The request
Write out the listing exactly as it is given.

◇ ◇ ◇

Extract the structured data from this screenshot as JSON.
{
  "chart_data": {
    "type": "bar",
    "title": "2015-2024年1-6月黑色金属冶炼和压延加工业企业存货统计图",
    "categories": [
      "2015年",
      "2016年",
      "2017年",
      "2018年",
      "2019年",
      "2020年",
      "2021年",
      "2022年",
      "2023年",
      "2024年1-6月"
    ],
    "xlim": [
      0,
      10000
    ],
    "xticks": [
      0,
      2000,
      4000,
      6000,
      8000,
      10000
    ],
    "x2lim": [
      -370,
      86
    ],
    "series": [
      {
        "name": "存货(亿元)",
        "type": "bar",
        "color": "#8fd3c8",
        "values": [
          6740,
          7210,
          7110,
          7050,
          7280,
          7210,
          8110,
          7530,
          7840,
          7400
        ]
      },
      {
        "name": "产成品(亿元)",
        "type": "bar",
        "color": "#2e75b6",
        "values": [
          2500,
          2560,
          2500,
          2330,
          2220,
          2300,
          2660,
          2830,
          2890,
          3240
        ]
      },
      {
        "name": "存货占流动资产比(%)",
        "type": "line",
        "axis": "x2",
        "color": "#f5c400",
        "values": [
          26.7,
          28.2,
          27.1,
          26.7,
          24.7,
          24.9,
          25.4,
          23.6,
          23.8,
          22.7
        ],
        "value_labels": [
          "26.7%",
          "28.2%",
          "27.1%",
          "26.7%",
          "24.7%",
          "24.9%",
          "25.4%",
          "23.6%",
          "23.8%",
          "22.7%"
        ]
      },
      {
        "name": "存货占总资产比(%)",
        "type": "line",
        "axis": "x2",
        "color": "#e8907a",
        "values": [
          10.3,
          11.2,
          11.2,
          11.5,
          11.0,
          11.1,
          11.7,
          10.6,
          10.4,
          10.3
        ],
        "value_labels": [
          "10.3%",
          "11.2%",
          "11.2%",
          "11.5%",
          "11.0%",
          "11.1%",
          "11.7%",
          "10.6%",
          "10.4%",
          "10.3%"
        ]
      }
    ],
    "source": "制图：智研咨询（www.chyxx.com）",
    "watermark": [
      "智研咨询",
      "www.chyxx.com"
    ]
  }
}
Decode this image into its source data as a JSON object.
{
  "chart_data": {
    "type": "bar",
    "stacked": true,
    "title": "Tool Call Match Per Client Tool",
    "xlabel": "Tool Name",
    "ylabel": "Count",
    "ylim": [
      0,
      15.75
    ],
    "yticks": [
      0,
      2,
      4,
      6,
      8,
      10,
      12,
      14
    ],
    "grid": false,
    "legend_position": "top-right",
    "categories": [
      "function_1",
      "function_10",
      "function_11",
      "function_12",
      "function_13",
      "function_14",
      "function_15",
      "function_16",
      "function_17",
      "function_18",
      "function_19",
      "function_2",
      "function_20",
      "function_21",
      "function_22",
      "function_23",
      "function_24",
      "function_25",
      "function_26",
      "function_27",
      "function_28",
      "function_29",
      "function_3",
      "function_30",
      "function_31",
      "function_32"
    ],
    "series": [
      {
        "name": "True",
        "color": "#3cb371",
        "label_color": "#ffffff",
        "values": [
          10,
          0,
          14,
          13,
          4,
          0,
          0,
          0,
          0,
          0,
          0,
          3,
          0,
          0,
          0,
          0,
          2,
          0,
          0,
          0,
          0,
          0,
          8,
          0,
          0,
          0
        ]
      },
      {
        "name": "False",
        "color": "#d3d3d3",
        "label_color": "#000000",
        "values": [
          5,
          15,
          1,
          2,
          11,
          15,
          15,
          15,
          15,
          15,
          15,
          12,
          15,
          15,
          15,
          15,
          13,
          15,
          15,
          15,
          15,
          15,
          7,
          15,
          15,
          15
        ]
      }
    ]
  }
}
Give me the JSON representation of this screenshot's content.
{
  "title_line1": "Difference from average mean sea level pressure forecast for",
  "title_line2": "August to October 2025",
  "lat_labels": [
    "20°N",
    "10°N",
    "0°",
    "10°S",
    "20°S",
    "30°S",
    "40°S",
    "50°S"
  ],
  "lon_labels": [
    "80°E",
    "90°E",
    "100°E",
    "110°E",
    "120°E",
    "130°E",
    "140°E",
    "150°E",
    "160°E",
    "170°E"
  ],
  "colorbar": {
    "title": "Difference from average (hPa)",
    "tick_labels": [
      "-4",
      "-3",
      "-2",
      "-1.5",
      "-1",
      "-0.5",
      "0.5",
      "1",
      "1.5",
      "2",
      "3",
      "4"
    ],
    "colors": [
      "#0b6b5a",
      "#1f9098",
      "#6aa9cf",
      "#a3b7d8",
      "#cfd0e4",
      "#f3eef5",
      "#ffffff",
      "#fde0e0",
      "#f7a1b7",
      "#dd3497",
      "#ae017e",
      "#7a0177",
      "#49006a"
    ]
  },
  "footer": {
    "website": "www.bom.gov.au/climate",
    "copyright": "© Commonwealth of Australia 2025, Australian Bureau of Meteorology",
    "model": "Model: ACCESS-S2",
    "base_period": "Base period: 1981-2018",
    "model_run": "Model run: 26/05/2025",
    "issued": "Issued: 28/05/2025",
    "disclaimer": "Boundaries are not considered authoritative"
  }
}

◇ ◇ ◇

Written response
Extract the structured data from this screenshot as JSON.
{
  "chart_data": {
    "type": "bar",
    "title": "2015-2024年1-6月黑色金属冶炼和压延加工业企业存货统计图",
    "categories": [
      "2015年",
      "2016年",
      "2017年",
      "2018年",
      "2019年",
      "2020年",
      "2021年",
      "2022年",
      "2023年",
      "2024年1-6月"
    ],
    "xlim": [
      0,
      10000
    ],
    "xticks": [
      0,
      2000,
      4000,
      6000,
      8000,
      10000
    ],
    "x2lim": [
      -370,
      86
    ],
    "series": [
      {
        "name": "存货(亿元)",
        "type": "bar",
        "color": "#8fd3c8",
        "values": [
          6740,
          7210,
          7110,
          7050,
          7280,
          7210,
          8110,
          7530,
          7840,
          7400
        ]
      },
      {
        "name": "产成品(亿元)",
        "type": "bar",
        "color": "#2e75b6",
        "values": [
          2500,
          2560,
          2500,
          2330,
          2220,
          2300,
          2660,
          2830,
          2890,
          3240
        ]
      },
      {
        "name": "存货占流动资产比(%)",
        "type": "line",
        "axis": "x2",
        "color": "#f5c400",
        "values": [
          26.7,
          28.2,
          27.1,
          26.7,
          24.7,
          24.9,
          25.4,
          23.6,
          23.8,
          22.7
        ],
        "value_labels": [
          "26.7%",
          "28.2%",
          "27.1%",
          "26.7%",
          "24.7%",
          "24.9%",
          "25.4%",
          "23.6%",
          "23.8%",
          "22.7%"
        ]
      },
      {
        "name": "存货占总资产比(%)",
        "type": "line",
        "axis": "x2",
        "color": "#e8907a",
        "values": [
          10.3,
          11.2,
          11.2,
          11.5,
          11.0,
          11.1,
          11.7,
          10.6,
          10.4,
          10.3
        ],
        "value_labels": [
          "10.3%",
          "11.2%",
          "11.2%",
          "11.5%",
          "11.0%",
          "11.1%",
          "11.7%",
          "10.6%",
          "10.4%",
          "10.3%"
        ]
      }
    ],
    "source": "制图：智研咨询（www.chyxx.com）",
    "watermark": [
      "智研咨询",
      "www.chyxx.com"
    ]
  }
}
Decode this image into its source data as a JSON object.
{
  "chart_data": {
    "type": "bar",
    "stacked": true,
    "title": "Tool Call Match Per Client Tool",
    "xlabel": "Tool Name",
    "ylabel": "Count",
    "ylim": [
      0,
      15.75
    ],
    "yticks": [
      0,
      2,
      4,
      6,
      8,
      10,
      12,
      14
    ],
    "grid": false,
    "legend_position": "top-right",
    "categories": [
      "function_1",
      "function_10",
      "function_11",
      "function_12",
      "function_13",
      "function_14",
      "function_15",
      "function_16",
      "function_17",
      "function_18",
      "function_19",
      "function_2",
      "function_20",
      "function_21",
      "function_22",
      "function_23",
      "function_24",
      "function_25",
      "function_26",
      "function_27",
      "function_28",
      "function_29",
      "function_3",
      "function_30",
      "function_31",
      "function_32"
    ],
    "series": [
      {
        "name": "True",
        "color": "#3cb371",
        "label_color": "#ffffff",
        "values": [
          10,
          0,
          14,
          13,
          4,
          0,
          0,
          0,
          0,
          0,
          0,
          3,
          0,
          0,
          0,
          0,
          2,
          0,
          0,
          0,
          0,
          0,
          8,
          0,
          0,
          0
        ]
      },
      {
        "name": "False",
        "color": "#d3d3d3",
        "label_color": "#000000",
        "values": [
          5,
          15,
          1,
          2,
          11,
          15,
          15,
          15,
          15,
          15,
          15,
          12,
          15,
          15,
          15,
          15,
          13,
          15,
          15,
          15,
          15,
          15,
          7,
          15,
          15,
          15
        ]
      }
    ]
  }
}
Give me the JSON representation of this screenshot's content.
{
  "title_line1": "Difference from average mean sea level pressure forecast for",
  "title_line2": "August to October 2025",
  "lat_labels": [
    "20°N",
    "10°N",
    "0°",
    "10°S",
    "20°S",
    "30°S",
    "40°S",
    "50°S"
  ],
  "lon_labels": [
    "80°E",
    "90°E",
    "100°E",
    "110°E",
    "120°E",
    "130°E",
    "140°E",
    "150°E",
    "160°E",
    "170°E"
  ],
  "colorbar": {
    "title": "Difference from average (hPa)",
    "tick_labels": [
      "-4",
      "-3",
      "-2",
      "-1.5",
      "-1",
      "-0.5",
      "0.5",
      "1",
      "1.5",
      "2",
      "3",
      "4"
    ],
    "colors": [
      "#0b6b5a",
      "#1f9098",
      "#6aa9cf",
      "#a3b7d8",
      "#cfd0e4",
      "#f3eef5",
      "#ffffff",
      "#fde0e0",
      "#f7a1b7",
      "#dd3497",
      "#ae017e",
      "#7a0177",
      "#49006a"
    ]
  },
  "footer": {
    "website": "www.bom.gov.au/climate",
    "copyright": "© Commonwealth of Australia 2025, Australian Bureau of Meteorology",
    "model": "Model: ACCESS-S2",
    "base_period": "Base period: 1981-2018",
    "model_run": "Model run: 26/05/2025",
    "issued": "Issued: 28/05/2025",
    "disclaimer": "Boundaries are not considered authoritative"
  }
}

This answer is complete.